■ Data records ■
━━━

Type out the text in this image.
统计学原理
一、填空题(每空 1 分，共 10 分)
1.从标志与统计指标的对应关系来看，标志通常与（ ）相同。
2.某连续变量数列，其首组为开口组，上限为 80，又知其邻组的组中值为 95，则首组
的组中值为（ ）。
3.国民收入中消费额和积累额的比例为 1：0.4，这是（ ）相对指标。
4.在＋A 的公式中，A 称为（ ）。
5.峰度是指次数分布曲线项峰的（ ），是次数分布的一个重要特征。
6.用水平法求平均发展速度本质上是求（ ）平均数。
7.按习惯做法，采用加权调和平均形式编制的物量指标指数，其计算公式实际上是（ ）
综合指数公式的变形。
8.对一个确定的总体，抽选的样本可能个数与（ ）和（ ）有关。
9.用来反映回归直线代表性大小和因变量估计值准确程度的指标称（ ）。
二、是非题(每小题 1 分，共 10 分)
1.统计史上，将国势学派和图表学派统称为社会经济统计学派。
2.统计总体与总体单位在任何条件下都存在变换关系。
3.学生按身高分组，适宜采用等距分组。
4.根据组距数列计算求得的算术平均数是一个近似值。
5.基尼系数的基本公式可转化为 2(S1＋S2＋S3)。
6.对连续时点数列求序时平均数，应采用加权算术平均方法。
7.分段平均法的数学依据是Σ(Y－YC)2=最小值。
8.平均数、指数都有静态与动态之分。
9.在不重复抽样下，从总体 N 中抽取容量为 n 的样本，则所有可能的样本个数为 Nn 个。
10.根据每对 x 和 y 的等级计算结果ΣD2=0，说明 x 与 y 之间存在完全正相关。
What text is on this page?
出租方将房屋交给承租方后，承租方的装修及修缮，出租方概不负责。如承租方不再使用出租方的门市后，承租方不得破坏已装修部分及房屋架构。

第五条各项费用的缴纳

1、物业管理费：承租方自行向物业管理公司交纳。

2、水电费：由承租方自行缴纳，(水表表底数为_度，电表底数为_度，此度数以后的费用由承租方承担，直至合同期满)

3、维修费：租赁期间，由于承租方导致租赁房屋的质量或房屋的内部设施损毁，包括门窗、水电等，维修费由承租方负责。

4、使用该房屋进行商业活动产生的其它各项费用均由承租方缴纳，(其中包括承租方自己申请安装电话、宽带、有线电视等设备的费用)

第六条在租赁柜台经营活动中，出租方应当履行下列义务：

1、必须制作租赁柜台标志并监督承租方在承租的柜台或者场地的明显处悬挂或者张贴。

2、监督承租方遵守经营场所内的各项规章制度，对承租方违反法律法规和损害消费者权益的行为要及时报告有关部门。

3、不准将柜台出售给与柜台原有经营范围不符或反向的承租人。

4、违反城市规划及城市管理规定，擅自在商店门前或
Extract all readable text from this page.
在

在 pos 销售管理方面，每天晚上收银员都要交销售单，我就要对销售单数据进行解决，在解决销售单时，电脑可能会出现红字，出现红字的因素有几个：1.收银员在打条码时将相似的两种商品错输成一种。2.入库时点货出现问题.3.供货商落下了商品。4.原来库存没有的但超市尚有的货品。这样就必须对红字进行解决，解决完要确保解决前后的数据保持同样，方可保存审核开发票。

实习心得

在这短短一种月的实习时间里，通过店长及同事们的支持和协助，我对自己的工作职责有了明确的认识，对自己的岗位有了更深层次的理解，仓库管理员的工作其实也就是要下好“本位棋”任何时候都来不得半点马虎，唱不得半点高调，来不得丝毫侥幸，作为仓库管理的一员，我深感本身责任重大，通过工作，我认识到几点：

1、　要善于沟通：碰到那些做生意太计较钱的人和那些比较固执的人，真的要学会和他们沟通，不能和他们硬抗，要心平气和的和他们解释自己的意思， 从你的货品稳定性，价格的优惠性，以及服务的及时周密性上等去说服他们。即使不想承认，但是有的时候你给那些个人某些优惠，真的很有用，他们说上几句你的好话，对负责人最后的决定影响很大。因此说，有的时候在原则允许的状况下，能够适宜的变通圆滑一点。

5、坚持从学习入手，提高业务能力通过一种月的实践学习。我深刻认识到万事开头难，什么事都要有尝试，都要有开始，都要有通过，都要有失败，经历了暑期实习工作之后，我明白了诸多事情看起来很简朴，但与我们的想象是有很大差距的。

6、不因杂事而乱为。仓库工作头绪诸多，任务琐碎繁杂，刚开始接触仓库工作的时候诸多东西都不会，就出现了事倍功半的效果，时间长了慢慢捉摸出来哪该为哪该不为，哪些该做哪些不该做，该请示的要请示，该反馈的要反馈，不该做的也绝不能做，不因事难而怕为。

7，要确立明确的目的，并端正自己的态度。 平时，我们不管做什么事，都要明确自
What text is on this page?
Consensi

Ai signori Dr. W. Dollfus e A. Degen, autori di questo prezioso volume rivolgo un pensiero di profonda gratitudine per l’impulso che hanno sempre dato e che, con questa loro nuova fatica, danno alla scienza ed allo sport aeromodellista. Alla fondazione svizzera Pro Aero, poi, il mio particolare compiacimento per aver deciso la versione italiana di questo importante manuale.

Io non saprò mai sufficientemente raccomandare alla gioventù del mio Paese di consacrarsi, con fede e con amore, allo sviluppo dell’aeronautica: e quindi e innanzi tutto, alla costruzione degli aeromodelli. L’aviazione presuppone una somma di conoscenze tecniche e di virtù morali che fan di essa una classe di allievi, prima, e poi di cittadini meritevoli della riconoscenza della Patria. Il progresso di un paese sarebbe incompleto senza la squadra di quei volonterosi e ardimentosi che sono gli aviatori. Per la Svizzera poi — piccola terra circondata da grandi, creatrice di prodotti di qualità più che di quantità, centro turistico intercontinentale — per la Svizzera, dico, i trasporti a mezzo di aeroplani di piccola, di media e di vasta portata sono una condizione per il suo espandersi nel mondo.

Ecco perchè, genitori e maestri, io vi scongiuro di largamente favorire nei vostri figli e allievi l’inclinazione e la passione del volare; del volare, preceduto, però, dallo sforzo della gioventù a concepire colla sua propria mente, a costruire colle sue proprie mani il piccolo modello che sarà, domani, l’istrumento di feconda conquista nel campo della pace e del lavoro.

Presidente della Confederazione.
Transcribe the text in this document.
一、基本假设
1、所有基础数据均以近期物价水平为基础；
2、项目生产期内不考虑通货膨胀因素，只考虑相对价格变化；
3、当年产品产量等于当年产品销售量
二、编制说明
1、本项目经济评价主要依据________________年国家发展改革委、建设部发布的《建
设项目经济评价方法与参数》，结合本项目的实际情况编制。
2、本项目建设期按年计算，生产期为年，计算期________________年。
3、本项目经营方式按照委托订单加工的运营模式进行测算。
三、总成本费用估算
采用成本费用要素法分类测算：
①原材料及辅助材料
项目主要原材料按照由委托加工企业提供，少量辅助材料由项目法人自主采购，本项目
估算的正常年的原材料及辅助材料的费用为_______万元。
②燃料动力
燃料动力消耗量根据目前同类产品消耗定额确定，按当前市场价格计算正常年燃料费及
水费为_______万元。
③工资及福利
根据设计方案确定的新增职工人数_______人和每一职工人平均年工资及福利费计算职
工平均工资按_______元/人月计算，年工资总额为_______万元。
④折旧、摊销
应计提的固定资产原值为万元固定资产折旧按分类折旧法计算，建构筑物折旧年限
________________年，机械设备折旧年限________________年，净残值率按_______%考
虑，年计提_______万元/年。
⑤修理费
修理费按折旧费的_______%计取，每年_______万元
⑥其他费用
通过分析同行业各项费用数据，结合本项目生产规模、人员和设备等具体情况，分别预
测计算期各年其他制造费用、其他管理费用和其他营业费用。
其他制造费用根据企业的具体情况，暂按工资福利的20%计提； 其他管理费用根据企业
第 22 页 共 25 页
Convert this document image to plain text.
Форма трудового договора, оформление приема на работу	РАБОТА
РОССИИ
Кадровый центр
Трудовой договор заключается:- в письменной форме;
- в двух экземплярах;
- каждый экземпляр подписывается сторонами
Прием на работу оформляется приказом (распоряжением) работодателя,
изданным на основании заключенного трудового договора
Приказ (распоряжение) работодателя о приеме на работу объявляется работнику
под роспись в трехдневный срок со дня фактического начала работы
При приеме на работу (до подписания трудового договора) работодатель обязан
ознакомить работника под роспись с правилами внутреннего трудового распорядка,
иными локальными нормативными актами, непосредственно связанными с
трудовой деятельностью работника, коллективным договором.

━━━

■ SET PROBLEM ■
Search the records for the word "трудового", then list every line that has it.

■ RESPONSE ■
Форма трудового договора, оформление приема на работу	РАБОТА
изданным на основании заключенного трудового договора
При приеме на работу (до подписания трудового договора) работодатель обязан
ознакомить работника под роспись с правилами внутреннего трудового распорядка,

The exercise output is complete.